- **Aim of the exercise**
In the listing below, count the lines containing the string "增强服务意识" and state only the number.

[Dataset items]
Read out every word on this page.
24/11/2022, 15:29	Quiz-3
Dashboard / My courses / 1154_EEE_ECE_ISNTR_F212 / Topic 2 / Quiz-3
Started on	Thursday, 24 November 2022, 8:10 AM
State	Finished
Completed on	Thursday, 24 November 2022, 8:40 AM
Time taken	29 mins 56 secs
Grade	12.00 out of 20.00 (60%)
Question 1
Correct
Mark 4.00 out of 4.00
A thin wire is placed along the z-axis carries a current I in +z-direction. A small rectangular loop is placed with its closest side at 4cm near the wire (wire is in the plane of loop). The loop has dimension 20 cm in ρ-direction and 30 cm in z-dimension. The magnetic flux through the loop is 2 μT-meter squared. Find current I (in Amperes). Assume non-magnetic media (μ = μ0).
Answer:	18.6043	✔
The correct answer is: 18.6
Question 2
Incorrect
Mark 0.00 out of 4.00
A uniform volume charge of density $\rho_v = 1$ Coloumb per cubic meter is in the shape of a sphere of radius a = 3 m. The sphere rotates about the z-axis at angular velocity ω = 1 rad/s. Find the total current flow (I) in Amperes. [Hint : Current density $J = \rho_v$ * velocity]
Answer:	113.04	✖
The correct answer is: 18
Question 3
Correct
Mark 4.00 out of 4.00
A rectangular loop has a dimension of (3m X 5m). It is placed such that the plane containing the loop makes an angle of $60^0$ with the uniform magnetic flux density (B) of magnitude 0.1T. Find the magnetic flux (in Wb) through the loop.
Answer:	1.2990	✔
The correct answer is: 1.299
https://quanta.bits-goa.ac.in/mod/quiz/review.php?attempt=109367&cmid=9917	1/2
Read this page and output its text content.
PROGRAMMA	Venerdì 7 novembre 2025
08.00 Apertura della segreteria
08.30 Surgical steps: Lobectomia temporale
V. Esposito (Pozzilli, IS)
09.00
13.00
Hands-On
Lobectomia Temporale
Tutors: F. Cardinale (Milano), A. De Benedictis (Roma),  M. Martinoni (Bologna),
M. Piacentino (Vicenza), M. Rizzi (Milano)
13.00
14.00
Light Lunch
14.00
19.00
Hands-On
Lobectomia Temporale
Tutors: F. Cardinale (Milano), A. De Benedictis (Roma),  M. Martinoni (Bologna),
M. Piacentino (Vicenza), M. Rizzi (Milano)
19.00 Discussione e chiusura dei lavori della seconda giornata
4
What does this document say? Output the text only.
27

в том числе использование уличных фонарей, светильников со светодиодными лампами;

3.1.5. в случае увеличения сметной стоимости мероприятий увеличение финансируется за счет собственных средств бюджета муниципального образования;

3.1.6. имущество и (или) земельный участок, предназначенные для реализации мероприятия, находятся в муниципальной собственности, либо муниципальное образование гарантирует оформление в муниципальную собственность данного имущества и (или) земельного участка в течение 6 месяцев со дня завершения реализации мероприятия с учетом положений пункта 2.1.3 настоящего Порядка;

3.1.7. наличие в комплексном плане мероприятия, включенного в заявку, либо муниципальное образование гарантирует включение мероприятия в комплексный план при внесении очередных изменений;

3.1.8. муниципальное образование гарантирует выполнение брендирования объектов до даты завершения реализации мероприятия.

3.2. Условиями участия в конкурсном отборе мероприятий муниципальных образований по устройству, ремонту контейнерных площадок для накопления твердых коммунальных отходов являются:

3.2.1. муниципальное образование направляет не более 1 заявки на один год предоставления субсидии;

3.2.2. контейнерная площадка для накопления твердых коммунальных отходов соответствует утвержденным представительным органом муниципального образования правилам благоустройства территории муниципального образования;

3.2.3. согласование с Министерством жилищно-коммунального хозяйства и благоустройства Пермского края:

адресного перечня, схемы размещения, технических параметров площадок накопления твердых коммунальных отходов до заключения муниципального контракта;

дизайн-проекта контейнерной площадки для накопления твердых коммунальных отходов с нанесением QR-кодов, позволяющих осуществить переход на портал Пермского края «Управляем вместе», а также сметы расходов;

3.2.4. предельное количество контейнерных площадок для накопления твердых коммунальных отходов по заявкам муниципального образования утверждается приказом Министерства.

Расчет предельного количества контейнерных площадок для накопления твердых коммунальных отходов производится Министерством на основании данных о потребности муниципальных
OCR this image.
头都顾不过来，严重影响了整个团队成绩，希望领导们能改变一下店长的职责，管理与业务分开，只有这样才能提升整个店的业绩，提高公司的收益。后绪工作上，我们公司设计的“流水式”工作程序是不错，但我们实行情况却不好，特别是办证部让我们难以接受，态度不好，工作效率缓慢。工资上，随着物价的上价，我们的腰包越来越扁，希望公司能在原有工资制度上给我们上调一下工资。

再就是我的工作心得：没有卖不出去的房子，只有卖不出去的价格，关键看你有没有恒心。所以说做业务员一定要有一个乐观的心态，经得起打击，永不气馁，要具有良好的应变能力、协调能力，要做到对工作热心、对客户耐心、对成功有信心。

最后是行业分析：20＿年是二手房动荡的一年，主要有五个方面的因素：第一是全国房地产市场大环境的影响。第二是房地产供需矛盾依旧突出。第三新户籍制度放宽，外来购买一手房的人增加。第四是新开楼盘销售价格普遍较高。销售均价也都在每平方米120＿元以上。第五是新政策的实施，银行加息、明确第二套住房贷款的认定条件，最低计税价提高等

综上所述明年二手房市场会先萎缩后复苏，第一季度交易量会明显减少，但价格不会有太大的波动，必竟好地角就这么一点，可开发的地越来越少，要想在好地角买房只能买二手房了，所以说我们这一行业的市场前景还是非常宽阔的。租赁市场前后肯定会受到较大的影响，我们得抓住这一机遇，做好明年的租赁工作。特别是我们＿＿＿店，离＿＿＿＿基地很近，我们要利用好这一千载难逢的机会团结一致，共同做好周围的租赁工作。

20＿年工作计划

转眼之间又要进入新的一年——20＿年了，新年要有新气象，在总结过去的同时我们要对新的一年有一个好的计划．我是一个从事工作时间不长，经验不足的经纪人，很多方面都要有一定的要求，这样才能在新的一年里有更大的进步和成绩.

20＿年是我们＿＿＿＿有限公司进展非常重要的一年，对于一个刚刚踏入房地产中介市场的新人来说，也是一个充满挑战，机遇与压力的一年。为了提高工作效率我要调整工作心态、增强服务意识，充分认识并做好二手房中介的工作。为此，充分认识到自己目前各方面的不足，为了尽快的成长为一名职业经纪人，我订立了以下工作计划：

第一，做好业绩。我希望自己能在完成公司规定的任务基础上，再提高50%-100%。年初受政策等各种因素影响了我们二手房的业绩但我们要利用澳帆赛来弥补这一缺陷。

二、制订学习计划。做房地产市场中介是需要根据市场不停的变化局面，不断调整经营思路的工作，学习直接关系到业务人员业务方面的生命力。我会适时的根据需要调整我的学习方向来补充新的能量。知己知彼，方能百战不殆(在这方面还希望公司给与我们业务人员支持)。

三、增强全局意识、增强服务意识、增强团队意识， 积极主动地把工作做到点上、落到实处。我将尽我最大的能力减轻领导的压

- **Final result**
2